───── DATASET ROWS
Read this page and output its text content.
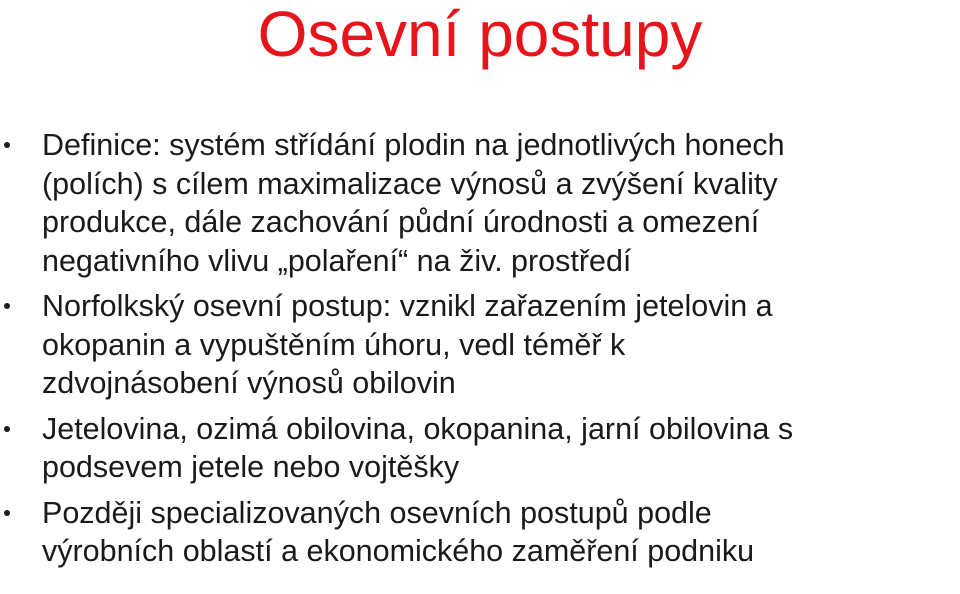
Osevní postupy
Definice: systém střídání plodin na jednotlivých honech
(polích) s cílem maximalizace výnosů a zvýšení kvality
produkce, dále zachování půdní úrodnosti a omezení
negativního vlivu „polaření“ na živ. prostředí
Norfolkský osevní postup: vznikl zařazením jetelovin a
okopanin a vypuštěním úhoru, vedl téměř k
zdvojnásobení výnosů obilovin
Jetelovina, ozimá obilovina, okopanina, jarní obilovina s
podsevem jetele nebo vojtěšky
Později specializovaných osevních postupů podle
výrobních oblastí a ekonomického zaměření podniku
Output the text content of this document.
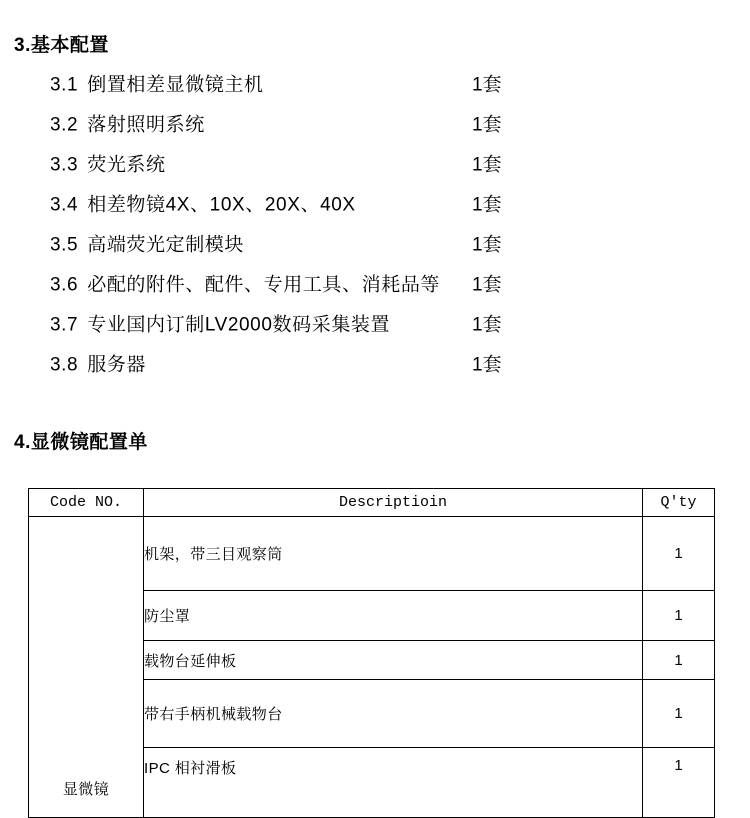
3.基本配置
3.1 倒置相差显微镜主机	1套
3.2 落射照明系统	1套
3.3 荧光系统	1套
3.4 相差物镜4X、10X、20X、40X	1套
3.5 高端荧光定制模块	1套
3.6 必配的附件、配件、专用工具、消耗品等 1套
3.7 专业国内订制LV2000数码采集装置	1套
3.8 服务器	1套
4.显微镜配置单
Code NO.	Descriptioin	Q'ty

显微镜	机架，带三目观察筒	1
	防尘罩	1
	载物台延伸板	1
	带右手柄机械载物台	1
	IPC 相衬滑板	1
──────────
» DIRECTIONS FOR THIS TASK: Your copy of the data above should match it exactly, except that pictures are left out.

» PROBLEM SOLUTION:
Read this page and output its text content.
Osevní postupy
Definice: systém střídání plodin na jednotlivých honech
(polích) s cílem maximalizace výnosů a zvýšení kvality
produkce, dále zachování půdní úrodnosti a omezení
negativního vlivu „polaření“ na živ. prostředí
Norfolkský osevní postup: vznikl zařazením jetelovin a
okopanin a vypuštěním úhoru, vedl téměř k
zdvojnásobení výnosů obilovin
Jetelovina, ozimá obilovina, okopanina, jarní obilovina s
podsevem jetele nebo vojtěšky
Později specializovaných osevních postupů podle
výrobních oblastí a ekonomického zaměření podniku
Output the text content of this document.
3.基本配置
3.1 倒置相差显微镜主机	1套
3.2 落射照明系统	1套
3.3 荧光系统	1套
3.4 相差物镜4X、10X、20X、40X	1套
3.5 高端荧光定制模块	1套
3.6 必配的附件、配件、专用工具、消耗品等 1套
3.7 专业国内订制LV2000数码采集装置	1套
3.8 服务器	1套
4.显微镜配置单
Code NO.	Descriptioin	Q'ty

显微镜	机架，带三目观察筒	1
	防尘罩	1
	载物台延伸板	1
	带右手柄机械载物台	1
	IPC 相衬滑板	1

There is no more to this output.